───── Input rows ─────

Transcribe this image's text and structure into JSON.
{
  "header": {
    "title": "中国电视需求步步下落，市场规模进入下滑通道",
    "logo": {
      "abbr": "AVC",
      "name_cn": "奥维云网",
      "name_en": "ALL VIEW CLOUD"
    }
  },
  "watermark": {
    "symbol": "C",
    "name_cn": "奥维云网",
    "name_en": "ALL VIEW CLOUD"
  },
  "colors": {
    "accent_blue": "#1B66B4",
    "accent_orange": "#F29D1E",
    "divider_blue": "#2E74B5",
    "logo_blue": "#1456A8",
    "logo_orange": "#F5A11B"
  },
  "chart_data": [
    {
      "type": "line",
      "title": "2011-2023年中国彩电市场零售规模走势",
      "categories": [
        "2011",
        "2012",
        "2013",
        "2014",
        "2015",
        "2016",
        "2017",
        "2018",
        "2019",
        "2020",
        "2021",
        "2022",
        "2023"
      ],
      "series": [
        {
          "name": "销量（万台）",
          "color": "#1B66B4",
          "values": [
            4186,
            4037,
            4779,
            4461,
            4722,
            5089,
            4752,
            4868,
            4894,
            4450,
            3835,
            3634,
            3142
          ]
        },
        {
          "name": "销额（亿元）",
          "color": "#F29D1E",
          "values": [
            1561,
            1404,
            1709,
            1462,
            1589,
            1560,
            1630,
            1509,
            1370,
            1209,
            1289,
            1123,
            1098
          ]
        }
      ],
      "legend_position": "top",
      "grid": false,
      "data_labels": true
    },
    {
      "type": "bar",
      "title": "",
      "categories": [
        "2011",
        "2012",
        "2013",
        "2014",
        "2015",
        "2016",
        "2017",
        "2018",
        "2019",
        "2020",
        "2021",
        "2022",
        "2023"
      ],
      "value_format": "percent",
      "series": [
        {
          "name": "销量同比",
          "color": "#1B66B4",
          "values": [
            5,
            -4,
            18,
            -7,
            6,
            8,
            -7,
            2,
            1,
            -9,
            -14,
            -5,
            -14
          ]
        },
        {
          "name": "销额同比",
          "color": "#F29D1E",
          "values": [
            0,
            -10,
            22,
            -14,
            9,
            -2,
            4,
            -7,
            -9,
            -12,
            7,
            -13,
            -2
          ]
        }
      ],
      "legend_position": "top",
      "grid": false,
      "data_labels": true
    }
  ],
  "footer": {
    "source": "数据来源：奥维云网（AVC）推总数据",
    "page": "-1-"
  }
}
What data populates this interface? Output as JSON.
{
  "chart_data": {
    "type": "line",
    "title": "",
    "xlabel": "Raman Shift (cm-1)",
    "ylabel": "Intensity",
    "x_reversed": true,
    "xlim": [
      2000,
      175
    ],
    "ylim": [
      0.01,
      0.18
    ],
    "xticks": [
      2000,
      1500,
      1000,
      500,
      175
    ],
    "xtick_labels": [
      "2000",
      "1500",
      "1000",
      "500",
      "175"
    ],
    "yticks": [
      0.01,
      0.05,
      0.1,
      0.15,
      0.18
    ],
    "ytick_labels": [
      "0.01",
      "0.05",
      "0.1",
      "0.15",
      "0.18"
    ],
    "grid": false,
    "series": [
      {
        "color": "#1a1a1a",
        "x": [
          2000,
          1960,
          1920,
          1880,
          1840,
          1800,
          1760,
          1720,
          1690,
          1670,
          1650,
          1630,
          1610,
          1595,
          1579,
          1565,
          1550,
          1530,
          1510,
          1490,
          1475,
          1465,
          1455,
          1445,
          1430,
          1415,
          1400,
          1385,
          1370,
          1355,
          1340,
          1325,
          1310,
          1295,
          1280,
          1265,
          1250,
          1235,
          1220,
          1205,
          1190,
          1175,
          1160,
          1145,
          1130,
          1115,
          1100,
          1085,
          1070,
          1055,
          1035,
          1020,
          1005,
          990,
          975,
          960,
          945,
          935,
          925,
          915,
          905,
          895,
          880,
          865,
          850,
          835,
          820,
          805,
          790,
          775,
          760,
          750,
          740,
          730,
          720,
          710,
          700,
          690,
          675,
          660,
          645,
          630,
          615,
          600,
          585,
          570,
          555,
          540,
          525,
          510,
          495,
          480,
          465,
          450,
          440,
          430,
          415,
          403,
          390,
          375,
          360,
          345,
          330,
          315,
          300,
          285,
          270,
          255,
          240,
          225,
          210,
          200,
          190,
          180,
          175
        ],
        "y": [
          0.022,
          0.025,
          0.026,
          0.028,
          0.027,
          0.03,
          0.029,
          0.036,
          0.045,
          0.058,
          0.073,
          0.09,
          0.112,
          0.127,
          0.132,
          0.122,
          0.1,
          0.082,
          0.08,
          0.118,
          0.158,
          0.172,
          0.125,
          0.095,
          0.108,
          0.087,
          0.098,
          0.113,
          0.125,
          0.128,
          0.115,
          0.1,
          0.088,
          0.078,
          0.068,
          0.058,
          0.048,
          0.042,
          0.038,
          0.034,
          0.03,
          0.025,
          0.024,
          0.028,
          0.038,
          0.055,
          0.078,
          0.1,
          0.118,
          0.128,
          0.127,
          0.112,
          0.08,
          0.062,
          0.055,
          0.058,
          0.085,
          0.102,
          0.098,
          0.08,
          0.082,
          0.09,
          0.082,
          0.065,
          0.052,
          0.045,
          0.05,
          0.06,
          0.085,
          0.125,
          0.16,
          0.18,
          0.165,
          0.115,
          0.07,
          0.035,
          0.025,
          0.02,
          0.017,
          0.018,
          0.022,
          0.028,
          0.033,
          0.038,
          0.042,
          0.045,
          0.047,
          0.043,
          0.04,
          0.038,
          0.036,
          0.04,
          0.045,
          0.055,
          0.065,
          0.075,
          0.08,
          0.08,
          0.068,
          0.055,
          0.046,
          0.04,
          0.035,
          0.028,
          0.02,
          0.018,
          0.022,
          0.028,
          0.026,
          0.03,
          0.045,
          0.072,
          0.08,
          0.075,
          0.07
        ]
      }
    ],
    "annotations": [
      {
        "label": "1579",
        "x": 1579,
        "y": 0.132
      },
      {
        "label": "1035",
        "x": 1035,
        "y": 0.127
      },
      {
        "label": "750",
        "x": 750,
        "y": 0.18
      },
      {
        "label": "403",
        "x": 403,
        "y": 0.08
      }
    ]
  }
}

─────

- Goal -
Pull every line containing the word "JSON" out of the material and copy it.

- Response -
Transcribe this image's text and structure into JSON.
What data populates this interface? Output as JSON.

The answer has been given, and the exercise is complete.